- _Work to complete_: Tell how many lines contain the word "icon". Reply with the number only.

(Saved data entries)

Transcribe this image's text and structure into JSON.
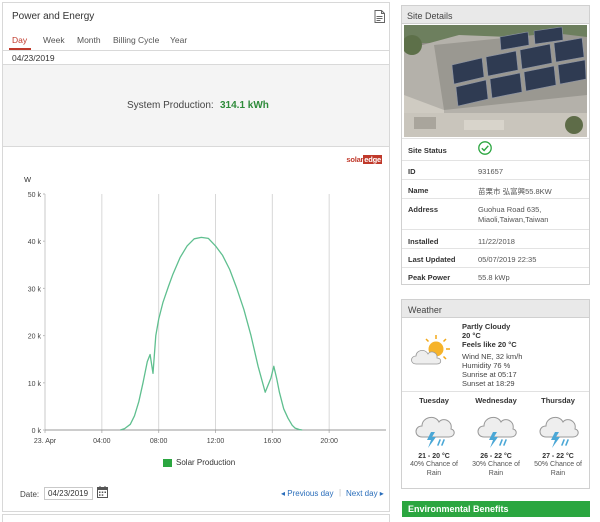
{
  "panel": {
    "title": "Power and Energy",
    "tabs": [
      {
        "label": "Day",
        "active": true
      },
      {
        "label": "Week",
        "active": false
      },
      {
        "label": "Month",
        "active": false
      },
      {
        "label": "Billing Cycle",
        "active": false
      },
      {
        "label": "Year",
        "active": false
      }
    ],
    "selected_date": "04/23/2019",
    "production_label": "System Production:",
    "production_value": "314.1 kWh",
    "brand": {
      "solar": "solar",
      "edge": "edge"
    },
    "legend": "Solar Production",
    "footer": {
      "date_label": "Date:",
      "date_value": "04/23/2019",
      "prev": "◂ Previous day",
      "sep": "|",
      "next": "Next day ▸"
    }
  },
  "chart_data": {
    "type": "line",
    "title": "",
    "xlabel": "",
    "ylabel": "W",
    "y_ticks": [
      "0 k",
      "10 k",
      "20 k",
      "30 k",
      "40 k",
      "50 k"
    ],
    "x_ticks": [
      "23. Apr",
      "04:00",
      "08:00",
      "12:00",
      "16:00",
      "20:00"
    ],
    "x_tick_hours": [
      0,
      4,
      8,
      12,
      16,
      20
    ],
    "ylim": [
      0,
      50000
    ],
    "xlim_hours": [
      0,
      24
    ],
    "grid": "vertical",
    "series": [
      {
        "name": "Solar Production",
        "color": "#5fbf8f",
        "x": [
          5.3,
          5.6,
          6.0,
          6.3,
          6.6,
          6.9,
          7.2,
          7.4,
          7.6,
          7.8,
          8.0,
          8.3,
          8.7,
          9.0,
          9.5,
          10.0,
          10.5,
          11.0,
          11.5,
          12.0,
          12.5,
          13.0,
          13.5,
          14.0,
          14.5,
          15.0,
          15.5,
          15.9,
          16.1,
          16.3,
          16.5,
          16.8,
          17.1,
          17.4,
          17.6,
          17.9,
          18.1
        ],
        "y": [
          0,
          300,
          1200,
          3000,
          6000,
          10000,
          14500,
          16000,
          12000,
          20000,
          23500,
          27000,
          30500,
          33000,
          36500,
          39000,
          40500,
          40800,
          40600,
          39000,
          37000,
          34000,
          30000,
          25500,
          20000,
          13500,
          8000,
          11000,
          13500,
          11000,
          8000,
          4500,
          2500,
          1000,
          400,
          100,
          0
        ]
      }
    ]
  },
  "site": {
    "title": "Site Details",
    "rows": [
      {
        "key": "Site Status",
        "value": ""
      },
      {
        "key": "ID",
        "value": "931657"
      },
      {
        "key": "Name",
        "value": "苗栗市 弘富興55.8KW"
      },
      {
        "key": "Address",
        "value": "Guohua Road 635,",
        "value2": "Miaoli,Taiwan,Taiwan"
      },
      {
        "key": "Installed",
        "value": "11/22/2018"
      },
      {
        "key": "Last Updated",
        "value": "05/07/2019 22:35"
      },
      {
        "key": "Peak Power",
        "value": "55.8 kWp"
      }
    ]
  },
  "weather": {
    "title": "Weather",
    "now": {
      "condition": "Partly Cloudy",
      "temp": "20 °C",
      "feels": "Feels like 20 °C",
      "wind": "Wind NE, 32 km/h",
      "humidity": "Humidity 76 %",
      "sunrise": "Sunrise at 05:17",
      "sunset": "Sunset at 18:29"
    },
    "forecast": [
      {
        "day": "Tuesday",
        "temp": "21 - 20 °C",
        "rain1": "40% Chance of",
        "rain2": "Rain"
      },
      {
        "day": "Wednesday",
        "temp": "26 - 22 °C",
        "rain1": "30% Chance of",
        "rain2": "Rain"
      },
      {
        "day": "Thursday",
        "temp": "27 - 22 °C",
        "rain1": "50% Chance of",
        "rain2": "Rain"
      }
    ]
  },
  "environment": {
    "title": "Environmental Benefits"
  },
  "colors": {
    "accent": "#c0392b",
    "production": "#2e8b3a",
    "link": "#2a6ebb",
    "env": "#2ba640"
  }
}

==

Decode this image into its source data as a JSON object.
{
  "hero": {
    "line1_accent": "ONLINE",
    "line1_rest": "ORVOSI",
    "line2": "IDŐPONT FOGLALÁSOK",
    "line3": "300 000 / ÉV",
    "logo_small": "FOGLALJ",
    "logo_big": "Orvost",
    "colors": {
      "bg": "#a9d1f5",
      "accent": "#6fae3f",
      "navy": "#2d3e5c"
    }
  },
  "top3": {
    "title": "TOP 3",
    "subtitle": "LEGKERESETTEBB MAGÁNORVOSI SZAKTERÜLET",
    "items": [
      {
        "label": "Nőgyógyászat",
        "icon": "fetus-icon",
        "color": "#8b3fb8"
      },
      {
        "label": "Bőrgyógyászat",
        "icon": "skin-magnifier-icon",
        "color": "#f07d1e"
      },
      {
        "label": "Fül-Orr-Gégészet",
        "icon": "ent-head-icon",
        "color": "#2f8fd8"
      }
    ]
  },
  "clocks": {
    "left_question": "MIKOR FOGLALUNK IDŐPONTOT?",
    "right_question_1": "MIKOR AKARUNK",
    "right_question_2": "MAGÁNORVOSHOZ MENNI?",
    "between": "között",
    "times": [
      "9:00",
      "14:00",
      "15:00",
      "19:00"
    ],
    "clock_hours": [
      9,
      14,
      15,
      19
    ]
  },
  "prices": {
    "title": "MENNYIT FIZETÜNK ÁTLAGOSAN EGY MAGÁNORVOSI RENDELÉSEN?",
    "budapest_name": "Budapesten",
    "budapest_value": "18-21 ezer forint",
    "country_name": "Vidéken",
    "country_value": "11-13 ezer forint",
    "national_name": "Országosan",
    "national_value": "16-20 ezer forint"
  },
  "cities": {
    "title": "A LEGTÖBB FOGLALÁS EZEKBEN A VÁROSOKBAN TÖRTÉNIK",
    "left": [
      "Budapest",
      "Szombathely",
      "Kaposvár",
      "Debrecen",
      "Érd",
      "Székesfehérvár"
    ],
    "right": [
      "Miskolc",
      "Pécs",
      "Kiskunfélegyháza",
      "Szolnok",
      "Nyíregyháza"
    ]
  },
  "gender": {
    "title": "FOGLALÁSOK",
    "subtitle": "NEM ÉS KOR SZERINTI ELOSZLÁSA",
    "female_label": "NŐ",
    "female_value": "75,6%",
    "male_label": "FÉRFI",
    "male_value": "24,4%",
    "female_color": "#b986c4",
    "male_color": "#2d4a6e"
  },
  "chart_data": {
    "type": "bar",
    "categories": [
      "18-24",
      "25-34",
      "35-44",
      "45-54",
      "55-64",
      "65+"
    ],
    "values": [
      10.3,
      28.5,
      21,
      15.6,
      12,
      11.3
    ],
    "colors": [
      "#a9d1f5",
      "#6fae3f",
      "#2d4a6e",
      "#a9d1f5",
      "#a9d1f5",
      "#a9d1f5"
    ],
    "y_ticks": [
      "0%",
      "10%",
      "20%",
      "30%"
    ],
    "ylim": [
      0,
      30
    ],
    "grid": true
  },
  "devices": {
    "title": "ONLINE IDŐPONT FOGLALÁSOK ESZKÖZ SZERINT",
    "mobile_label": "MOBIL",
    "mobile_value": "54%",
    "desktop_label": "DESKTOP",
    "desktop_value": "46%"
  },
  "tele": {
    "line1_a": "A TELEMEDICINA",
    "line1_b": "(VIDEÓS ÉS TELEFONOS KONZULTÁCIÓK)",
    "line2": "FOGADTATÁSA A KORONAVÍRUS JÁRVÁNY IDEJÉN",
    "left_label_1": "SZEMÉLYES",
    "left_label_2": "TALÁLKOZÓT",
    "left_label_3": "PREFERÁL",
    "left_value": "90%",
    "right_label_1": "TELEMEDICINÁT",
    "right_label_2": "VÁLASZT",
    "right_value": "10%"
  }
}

- _Output_: 3